■ Task instructions
A. In the issue thread about recursive variables, what extra complication does the first post say the current approach introduces?
B. Rewrite the issue thread from "The text was" to "binding x -> 3.", changing every "environment" to "context".

Reevaluate use of `Store`/references for recursive variables #1948

byorgey · 2024-06-16T21:55:35Z

I forget why I did it this way, and I am not sure that it is really necessary. It certainly introduces extra complication (e.g. the need to wrap free variables in force during elaboration). We should either get rid of it, or add some clear comments explaining why it is necessary.

The text was updated successfully, but these errors were encountered:

byorgey · 2024-06-16T23:32:22Z

OK, it is necessary, and I remember/understand why now after trying the experiment of removing them. I will write up an explanation here, and leave this open until I have added more comments in the source code (I will wait until after merging #1928).

Evaluating a non-recursive let, e.g. let x = 1 + 2 in x * x, is easy: we first evaluate the definition 1 + 2 under the current environment; then, once we get the value 3 back, we evaluate the body x * x, but under an extended environment that adds the binding x -> 3.

■ Information provided

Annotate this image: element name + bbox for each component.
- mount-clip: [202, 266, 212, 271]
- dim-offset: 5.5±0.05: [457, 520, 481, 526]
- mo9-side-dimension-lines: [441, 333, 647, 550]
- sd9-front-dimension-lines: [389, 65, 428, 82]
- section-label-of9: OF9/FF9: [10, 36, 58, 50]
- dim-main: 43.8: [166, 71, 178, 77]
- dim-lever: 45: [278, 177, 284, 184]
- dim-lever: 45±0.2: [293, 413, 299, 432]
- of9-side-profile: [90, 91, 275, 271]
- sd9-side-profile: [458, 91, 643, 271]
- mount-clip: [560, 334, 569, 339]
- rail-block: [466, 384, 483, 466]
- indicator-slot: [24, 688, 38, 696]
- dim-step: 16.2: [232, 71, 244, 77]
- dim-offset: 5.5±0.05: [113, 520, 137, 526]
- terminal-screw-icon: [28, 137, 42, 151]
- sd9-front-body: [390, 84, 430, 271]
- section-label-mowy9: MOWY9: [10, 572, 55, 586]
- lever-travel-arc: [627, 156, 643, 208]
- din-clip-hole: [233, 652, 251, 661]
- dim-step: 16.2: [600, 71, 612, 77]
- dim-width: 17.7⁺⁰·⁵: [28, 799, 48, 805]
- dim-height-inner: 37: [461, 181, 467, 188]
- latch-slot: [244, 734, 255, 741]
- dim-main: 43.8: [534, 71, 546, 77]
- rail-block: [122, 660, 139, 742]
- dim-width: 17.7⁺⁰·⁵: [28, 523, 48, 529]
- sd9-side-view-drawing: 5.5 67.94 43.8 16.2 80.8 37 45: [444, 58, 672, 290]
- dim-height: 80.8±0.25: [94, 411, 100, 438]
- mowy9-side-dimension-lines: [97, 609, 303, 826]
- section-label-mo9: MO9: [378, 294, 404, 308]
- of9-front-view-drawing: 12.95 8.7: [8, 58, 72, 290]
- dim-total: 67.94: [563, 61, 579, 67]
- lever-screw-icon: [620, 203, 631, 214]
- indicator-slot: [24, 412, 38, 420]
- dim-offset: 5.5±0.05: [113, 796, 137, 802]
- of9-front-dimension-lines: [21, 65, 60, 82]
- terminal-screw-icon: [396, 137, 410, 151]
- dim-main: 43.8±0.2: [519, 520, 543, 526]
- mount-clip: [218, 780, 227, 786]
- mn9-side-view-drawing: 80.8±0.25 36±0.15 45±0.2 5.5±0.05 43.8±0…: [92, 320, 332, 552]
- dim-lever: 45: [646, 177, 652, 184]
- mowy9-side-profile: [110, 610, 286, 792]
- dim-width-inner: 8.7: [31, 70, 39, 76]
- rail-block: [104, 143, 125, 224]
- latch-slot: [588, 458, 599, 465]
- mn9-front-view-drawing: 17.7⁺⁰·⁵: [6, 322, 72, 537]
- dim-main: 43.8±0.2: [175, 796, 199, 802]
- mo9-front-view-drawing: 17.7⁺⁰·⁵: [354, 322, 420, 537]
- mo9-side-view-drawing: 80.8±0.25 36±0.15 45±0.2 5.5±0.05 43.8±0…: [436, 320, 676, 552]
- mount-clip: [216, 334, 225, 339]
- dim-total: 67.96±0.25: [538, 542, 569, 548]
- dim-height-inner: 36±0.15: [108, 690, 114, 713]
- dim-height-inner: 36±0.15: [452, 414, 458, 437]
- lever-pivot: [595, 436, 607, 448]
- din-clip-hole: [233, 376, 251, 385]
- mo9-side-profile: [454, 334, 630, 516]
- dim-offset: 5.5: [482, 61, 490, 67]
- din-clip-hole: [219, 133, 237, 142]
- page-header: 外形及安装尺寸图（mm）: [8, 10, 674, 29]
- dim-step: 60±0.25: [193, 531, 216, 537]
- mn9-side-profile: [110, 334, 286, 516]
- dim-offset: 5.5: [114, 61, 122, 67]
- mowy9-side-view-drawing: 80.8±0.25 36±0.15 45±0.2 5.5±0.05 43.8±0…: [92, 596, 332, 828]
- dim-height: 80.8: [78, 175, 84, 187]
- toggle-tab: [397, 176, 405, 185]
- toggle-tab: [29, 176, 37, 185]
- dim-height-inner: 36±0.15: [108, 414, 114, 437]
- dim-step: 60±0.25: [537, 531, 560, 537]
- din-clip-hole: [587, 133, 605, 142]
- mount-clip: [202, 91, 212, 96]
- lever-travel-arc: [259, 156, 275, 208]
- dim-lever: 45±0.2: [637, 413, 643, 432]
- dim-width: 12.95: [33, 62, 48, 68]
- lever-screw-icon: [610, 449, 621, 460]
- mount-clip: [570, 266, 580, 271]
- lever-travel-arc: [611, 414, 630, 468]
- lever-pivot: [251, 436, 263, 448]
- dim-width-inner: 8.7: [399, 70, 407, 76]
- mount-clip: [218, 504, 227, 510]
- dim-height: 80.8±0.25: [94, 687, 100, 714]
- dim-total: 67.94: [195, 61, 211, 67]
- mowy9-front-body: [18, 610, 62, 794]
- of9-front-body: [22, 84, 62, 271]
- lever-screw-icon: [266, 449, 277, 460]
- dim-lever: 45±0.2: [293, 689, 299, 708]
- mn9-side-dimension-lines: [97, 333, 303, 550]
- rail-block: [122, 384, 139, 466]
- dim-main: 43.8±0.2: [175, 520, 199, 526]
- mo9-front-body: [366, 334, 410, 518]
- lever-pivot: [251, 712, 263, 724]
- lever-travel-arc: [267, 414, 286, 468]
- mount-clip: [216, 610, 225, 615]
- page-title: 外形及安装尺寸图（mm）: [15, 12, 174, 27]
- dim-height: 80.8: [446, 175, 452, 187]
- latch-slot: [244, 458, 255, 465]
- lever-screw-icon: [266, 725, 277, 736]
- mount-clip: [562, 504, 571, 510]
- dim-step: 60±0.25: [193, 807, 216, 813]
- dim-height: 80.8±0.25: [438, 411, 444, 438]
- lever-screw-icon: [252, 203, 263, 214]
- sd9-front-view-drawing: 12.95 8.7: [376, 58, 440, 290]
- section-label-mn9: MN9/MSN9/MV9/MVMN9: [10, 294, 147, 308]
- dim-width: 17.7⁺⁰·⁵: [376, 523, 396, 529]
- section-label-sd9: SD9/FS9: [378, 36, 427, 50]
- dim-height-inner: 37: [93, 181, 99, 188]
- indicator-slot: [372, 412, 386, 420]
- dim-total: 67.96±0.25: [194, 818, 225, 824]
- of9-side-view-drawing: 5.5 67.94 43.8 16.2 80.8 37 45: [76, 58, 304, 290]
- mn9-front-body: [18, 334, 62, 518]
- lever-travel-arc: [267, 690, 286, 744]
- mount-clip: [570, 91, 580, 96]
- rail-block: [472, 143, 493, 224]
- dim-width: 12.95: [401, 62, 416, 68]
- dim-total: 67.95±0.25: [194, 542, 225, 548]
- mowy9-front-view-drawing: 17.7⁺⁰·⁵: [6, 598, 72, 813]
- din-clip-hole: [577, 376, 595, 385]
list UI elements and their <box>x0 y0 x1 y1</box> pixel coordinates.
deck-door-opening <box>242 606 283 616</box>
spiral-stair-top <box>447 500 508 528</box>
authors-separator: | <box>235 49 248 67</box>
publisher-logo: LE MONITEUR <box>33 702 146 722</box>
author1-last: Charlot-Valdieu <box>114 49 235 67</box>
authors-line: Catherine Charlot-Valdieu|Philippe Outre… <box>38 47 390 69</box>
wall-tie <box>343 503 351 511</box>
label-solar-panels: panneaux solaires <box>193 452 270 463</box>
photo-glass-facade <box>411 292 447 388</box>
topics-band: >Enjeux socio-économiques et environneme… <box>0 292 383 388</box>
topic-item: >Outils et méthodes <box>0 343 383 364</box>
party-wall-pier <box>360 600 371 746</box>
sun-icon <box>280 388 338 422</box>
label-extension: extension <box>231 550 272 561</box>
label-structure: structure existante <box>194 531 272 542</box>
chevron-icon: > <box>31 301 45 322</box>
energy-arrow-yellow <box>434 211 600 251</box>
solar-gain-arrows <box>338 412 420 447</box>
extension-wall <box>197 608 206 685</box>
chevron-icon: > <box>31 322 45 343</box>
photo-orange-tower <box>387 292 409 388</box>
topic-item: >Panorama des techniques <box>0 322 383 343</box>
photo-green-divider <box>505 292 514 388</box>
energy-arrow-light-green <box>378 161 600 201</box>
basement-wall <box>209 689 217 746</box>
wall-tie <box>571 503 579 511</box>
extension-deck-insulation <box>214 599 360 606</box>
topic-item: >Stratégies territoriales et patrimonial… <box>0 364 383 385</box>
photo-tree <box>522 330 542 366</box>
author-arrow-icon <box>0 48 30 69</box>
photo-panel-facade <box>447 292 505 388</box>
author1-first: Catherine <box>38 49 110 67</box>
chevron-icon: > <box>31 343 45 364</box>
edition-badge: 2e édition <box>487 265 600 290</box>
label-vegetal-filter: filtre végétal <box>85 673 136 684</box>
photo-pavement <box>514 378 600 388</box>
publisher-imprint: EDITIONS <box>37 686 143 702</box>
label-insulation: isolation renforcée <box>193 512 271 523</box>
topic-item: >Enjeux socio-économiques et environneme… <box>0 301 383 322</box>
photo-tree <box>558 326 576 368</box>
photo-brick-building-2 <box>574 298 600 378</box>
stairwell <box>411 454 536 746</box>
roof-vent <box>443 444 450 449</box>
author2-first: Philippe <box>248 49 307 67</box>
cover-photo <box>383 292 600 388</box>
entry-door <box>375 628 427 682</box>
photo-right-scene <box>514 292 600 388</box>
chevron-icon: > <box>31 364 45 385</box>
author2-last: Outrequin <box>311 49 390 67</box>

■ Answer set
A. The need to wrap free variables in force during elaboration.

B.
The text was updated successfully, but these errors were encountered:

byorgey · 2024-06-16T23:32:22Z

OK, it is necessary, and I remember/understand why now after trying the experiment of removing them. I will write up an explanation here, and leave this open until I have added more comments in the source code (I will wait until after merging #1928).

Evaluating a non-recursive let, e.g. let x = 1 + 2 in x * x, is easy: we first evaluate the definition 1 + 2 under the current context; then, once we get the value 3 back, we evaluate the body x * x, but under an extended context that adds the binding x -> 3.